* _INPUT RECORDS_
.....

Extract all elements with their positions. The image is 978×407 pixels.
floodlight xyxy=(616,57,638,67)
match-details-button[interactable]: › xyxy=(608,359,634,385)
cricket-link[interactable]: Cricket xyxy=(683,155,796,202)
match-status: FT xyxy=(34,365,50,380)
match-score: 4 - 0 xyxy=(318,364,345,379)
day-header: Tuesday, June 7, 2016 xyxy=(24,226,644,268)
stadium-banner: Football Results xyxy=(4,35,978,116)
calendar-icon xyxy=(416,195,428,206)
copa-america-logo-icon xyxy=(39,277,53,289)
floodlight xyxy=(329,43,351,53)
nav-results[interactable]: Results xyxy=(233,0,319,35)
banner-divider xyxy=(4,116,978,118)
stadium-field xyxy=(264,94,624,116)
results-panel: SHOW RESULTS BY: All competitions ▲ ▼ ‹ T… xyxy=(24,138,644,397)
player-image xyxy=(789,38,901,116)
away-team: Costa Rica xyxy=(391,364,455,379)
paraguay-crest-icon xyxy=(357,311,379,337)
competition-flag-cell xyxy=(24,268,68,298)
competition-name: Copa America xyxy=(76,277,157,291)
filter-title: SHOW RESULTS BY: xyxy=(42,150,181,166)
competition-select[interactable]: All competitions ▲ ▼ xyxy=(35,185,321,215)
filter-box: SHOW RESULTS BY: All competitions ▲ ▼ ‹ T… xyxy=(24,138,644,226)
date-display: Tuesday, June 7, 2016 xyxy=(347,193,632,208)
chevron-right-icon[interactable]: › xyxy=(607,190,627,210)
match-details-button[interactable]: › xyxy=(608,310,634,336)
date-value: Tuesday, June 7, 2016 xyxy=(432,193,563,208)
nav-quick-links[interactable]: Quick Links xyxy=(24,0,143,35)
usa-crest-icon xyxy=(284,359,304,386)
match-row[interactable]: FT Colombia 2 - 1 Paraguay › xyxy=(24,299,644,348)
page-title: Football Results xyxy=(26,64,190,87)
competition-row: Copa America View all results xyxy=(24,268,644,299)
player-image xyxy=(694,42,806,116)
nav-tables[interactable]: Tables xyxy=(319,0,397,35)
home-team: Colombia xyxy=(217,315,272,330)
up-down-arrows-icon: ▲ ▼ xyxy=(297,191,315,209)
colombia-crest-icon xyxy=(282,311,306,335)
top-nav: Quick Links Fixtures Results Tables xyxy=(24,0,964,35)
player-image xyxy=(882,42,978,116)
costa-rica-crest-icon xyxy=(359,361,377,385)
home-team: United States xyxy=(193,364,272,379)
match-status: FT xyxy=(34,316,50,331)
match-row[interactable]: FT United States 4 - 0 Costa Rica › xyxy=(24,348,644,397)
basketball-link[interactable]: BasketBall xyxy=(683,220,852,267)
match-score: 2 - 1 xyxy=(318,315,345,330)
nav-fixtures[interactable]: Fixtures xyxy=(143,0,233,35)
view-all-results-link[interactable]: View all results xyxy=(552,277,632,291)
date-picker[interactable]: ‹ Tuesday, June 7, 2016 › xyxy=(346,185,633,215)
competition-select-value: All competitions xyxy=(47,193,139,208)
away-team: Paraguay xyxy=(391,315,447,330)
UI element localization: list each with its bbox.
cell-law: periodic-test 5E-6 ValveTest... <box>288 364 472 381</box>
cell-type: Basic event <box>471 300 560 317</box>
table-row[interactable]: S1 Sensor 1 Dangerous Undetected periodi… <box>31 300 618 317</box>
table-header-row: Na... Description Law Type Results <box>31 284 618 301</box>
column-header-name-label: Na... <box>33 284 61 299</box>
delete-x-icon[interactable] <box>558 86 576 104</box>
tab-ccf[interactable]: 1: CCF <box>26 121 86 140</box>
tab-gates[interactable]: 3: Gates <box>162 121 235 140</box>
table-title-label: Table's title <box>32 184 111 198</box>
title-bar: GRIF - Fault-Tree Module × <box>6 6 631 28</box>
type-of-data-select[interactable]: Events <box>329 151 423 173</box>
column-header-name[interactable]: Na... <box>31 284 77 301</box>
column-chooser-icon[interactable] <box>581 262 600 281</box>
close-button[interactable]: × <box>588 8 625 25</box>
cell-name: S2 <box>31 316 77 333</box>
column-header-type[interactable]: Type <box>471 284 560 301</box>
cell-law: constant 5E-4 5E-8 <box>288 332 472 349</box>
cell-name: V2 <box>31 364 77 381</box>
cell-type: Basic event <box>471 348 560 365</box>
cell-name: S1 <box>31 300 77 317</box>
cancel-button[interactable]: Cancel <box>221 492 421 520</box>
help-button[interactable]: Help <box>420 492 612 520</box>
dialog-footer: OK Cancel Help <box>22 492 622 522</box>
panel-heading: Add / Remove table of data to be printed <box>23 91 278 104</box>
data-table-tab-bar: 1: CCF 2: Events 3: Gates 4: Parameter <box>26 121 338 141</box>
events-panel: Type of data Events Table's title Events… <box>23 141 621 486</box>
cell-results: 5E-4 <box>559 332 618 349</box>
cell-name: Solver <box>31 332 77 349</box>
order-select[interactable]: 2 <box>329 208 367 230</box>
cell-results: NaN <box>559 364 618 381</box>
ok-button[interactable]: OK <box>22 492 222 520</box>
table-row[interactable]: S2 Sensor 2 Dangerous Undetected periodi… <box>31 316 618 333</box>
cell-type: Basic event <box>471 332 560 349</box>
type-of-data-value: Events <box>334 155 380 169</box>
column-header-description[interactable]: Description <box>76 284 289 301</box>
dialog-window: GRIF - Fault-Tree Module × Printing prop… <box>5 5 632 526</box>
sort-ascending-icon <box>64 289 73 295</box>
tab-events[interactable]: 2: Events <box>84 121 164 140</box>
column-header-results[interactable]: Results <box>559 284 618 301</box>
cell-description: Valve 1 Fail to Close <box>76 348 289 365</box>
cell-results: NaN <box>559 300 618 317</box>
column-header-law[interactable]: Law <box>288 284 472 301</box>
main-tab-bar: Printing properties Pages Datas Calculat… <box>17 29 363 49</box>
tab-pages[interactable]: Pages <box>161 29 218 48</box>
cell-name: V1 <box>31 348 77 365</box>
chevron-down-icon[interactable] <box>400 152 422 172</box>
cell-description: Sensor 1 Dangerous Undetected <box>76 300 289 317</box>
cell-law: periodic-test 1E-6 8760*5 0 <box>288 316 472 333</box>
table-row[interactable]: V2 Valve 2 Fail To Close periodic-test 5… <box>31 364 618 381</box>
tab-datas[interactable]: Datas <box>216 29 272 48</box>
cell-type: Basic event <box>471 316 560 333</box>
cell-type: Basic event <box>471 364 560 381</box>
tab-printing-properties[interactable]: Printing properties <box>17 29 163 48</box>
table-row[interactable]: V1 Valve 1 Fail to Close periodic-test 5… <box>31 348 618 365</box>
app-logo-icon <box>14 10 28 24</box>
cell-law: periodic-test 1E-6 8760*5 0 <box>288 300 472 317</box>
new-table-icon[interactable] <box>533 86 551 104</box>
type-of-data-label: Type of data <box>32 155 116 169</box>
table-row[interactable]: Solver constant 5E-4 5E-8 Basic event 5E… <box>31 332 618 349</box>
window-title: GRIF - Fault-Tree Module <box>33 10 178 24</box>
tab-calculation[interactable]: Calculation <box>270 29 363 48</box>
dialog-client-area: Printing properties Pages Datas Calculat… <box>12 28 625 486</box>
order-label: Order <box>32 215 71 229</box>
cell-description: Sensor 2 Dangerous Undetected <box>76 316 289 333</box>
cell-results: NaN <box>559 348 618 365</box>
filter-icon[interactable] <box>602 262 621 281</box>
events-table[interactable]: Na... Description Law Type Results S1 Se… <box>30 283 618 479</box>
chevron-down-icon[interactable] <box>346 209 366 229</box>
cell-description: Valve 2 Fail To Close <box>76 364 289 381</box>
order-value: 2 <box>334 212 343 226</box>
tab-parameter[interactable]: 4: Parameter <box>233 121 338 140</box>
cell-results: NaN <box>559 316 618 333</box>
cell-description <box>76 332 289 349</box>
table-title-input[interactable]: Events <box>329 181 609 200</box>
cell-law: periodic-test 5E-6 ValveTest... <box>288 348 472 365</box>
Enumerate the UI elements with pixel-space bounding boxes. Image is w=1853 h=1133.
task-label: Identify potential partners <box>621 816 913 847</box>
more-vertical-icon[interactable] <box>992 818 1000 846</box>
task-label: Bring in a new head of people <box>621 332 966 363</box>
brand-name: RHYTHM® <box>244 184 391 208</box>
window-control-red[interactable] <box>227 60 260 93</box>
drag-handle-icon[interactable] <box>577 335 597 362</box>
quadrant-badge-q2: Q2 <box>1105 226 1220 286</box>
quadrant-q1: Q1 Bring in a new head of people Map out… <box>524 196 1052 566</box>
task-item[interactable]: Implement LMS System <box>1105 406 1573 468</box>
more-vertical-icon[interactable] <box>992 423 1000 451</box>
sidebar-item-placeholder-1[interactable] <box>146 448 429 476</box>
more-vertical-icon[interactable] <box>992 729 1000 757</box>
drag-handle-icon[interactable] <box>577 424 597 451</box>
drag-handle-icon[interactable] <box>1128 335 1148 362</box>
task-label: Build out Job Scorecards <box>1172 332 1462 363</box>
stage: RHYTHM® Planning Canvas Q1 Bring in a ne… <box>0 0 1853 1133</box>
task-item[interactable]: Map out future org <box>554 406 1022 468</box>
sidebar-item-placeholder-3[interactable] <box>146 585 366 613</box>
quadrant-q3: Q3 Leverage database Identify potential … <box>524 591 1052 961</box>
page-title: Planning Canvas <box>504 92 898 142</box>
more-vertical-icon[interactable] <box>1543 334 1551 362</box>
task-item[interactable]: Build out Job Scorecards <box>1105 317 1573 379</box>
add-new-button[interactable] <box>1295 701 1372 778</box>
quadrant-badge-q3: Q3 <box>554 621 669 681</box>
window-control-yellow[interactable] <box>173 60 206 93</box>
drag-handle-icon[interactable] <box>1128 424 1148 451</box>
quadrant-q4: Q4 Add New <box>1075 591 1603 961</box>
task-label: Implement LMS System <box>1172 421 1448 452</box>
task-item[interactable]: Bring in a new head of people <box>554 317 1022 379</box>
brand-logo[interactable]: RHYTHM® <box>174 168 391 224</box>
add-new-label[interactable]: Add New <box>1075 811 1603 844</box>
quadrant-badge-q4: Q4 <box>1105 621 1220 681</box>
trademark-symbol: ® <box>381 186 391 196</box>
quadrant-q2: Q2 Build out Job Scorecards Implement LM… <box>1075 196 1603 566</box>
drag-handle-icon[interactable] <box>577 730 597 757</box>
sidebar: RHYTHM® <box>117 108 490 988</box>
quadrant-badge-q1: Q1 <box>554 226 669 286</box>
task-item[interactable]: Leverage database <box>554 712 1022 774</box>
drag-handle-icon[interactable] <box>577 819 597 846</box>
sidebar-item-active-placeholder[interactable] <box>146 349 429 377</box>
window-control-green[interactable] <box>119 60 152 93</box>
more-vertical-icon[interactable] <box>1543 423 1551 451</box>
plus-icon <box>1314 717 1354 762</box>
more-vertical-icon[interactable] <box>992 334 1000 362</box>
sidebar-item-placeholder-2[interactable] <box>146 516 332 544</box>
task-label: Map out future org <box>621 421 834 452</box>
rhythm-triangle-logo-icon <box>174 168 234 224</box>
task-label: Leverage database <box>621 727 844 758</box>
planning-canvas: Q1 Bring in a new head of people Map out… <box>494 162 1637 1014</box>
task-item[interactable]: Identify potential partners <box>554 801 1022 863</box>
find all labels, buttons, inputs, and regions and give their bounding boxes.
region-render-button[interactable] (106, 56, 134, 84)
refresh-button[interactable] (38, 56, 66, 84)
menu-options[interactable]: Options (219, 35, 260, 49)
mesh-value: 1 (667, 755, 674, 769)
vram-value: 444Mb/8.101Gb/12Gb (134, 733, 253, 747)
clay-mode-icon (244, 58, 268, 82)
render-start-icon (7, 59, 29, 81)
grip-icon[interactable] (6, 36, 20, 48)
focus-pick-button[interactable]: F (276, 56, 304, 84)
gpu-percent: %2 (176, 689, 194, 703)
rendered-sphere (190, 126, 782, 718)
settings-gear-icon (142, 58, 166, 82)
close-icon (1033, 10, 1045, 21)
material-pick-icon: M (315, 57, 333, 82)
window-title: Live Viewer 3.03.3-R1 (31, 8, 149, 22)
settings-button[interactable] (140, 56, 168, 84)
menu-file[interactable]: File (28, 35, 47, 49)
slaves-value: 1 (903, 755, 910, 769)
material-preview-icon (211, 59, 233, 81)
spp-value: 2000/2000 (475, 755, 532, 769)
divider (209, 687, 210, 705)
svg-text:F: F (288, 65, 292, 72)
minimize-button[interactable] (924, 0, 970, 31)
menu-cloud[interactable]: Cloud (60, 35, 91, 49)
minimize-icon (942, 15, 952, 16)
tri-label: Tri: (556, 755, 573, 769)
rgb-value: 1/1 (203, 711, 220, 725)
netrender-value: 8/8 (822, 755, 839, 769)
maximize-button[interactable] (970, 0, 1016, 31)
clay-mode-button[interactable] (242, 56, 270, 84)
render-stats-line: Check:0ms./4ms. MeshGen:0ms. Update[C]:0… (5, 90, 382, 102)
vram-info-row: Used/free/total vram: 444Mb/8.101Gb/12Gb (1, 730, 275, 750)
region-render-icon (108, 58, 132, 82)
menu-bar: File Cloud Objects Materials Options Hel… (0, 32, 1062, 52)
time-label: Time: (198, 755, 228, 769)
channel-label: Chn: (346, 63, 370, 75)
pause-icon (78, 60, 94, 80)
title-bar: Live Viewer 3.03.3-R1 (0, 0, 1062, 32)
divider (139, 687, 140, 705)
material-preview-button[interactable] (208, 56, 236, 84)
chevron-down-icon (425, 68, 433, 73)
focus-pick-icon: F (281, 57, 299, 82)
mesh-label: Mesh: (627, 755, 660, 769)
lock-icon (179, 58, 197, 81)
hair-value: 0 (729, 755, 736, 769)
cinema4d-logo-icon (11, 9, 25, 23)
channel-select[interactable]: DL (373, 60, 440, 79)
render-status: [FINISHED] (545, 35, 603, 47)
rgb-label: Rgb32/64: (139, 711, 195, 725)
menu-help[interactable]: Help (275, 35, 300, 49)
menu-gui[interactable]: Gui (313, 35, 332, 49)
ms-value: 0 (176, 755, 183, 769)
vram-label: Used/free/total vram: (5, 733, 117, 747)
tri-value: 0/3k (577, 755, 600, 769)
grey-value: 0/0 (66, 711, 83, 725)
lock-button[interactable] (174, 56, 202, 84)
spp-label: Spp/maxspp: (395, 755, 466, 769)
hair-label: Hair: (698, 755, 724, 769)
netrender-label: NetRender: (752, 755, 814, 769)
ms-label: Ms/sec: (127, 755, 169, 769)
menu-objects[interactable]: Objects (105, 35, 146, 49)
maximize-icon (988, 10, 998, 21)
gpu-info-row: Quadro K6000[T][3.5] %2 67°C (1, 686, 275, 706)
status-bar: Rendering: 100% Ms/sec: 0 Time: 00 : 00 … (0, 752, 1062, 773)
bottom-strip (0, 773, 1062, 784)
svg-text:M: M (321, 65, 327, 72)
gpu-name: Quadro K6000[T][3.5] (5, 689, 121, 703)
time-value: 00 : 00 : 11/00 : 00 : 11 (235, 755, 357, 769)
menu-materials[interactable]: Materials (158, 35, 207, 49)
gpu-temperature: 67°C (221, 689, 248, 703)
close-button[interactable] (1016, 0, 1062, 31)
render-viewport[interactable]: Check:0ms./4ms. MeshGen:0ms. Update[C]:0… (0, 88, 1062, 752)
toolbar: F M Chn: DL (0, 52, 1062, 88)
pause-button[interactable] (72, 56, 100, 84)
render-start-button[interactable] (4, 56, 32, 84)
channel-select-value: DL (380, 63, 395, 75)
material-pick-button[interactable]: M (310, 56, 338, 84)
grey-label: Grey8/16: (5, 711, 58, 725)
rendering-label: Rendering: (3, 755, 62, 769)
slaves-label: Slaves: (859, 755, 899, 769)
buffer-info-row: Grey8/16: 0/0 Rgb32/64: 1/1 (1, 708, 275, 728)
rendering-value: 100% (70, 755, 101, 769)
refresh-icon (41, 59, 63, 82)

.....

* _PROBLEM STATEMENT_
Please set down, unchanged, the part of the items that runs from the very start through the line containing "away-team: Costa Rica xyxy=(391,364,455,379)", including that line.

* _EXERCISE SOLUTION_
Extract all elements with their positions. The image is 978×407 pixels.
floodlight xyxy=(616,57,638,67)
match-details-button[interactable]: › xyxy=(608,359,634,385)
cricket-link[interactable]: Cricket xyxy=(683,155,796,202)
match-status: FT xyxy=(34,365,50,380)
match-score: 4 - 0 xyxy=(318,364,345,379)
day-header: Tuesday, June 7, 2016 xyxy=(24,226,644,268)
stadium-banner: Football Results xyxy=(4,35,978,116)
calendar-icon xyxy=(416,195,428,206)
copa-america-logo-icon xyxy=(39,277,53,289)
floodlight xyxy=(329,43,351,53)
nav-results[interactable]: Results xyxy=(233,0,319,35)
banner-divider xyxy=(4,116,978,118)
stadium-field xyxy=(264,94,624,116)
results-panel: SHOW RESULTS BY: All competitions ▲ ▼ ‹ T… xyxy=(24,138,644,397)
player-image xyxy=(789,38,901,116)
away-team: Costa Rica xyxy=(391,364,455,379)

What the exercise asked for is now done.